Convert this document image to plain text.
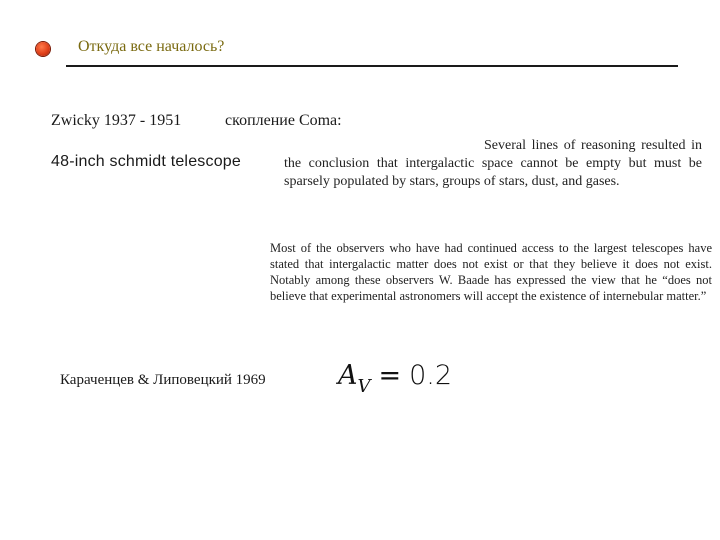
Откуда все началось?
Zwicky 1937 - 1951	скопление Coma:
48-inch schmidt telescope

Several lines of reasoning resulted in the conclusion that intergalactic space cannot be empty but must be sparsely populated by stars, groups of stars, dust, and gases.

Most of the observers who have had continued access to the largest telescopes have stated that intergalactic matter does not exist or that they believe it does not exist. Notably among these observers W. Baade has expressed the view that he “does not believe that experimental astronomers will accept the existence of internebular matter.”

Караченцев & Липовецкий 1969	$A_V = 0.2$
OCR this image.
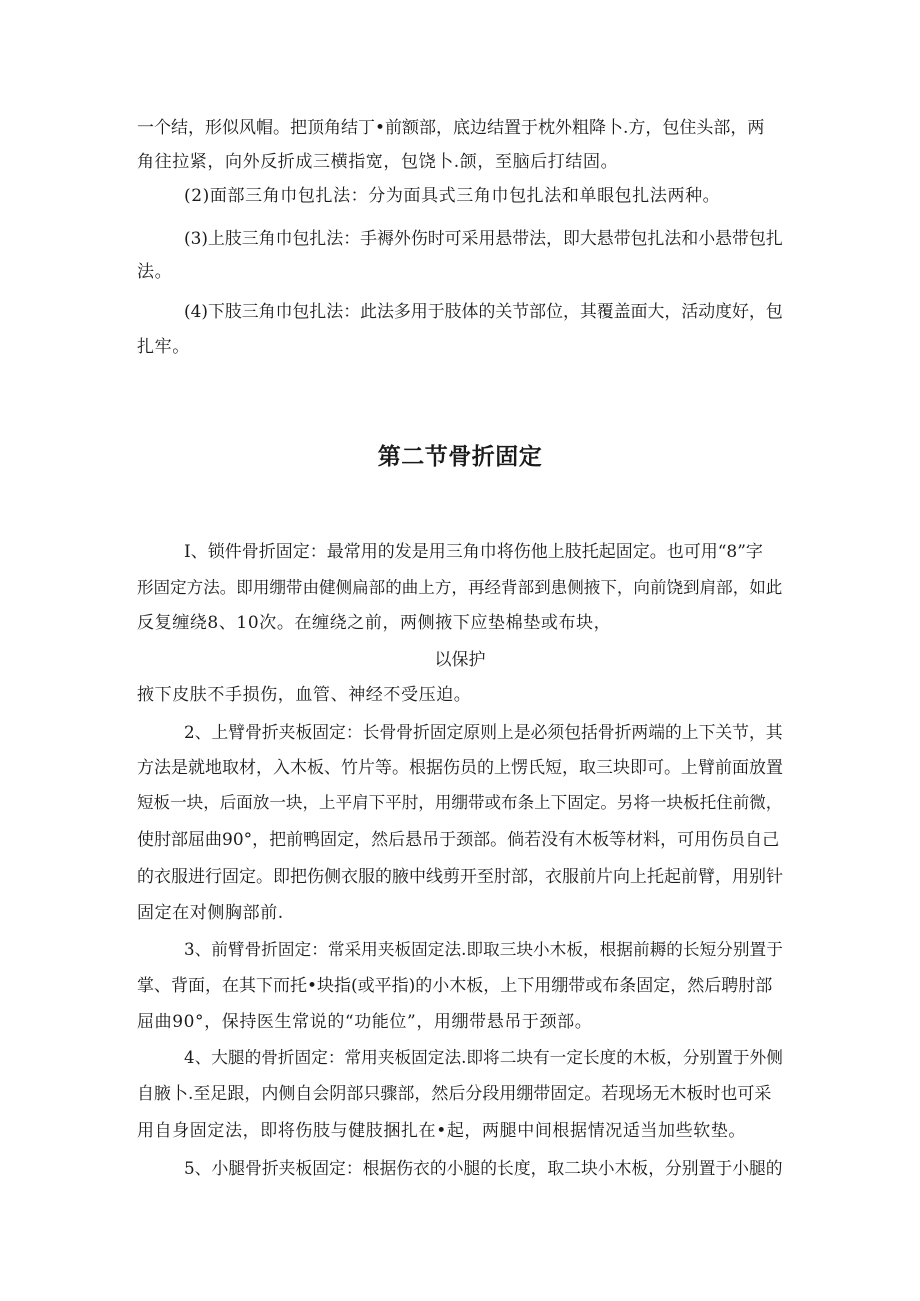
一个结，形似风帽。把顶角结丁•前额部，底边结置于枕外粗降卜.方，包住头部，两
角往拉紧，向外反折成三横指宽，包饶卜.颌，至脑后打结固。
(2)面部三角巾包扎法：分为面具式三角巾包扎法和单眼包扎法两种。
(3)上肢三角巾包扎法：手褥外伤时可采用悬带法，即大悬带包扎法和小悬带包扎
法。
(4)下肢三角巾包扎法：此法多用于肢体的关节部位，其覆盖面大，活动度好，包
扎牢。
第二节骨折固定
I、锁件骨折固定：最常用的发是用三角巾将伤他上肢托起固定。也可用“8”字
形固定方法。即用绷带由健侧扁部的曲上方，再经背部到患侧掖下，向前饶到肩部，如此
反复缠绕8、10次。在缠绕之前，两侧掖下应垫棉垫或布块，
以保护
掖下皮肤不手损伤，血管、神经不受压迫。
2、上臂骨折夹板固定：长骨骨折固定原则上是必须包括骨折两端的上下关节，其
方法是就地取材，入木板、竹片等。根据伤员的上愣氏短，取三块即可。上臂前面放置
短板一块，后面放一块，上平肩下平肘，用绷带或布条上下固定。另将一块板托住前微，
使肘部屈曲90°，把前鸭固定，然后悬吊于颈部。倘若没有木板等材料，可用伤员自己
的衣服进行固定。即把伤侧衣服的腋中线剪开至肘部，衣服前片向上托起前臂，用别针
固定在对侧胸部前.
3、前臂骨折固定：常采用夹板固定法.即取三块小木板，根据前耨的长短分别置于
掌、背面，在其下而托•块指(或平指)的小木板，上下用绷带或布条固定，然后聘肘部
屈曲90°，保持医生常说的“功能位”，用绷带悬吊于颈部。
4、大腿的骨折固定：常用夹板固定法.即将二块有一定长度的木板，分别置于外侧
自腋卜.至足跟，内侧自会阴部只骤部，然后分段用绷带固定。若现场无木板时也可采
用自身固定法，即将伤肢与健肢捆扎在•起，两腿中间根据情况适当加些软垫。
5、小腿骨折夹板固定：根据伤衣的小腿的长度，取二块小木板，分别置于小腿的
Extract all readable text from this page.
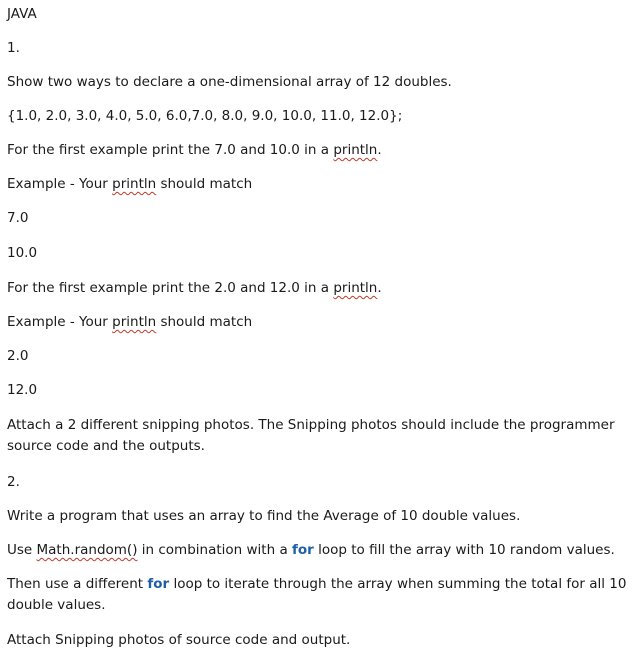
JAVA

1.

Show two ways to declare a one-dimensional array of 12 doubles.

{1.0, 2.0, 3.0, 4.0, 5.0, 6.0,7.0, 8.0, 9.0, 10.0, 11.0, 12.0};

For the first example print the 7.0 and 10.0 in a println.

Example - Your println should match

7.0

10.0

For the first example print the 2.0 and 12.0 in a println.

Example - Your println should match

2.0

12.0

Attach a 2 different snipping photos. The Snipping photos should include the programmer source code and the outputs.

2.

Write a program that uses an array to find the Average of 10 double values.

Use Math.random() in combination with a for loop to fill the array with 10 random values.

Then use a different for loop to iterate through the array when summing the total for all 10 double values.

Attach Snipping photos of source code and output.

==

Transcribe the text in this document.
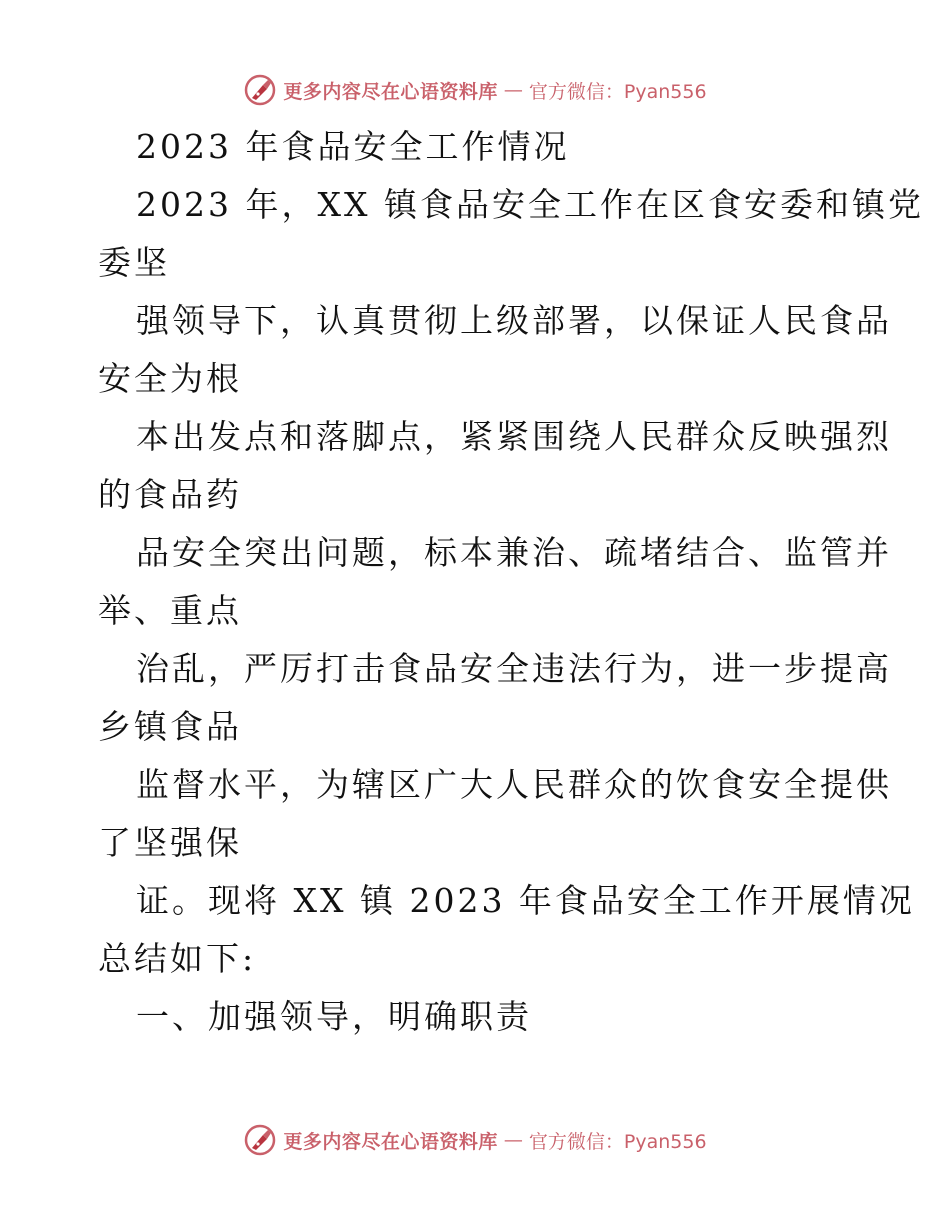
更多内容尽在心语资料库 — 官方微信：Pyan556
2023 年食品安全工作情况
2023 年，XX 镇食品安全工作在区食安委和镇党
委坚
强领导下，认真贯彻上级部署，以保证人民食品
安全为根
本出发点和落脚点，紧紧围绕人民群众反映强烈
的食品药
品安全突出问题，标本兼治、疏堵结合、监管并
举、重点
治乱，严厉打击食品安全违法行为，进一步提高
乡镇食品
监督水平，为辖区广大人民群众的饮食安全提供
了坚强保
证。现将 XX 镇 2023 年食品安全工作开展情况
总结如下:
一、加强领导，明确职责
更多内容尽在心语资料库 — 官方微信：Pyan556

GOAL -> Copy out every line of the material above that mentions the word "println".

COMPLETE OUTPUT ->
For the first example print the 7.0 and 10.0 in a println.
Example - Your println should match
For the first example print the 2.0 and 12.0 in a println.
Example - Your println should match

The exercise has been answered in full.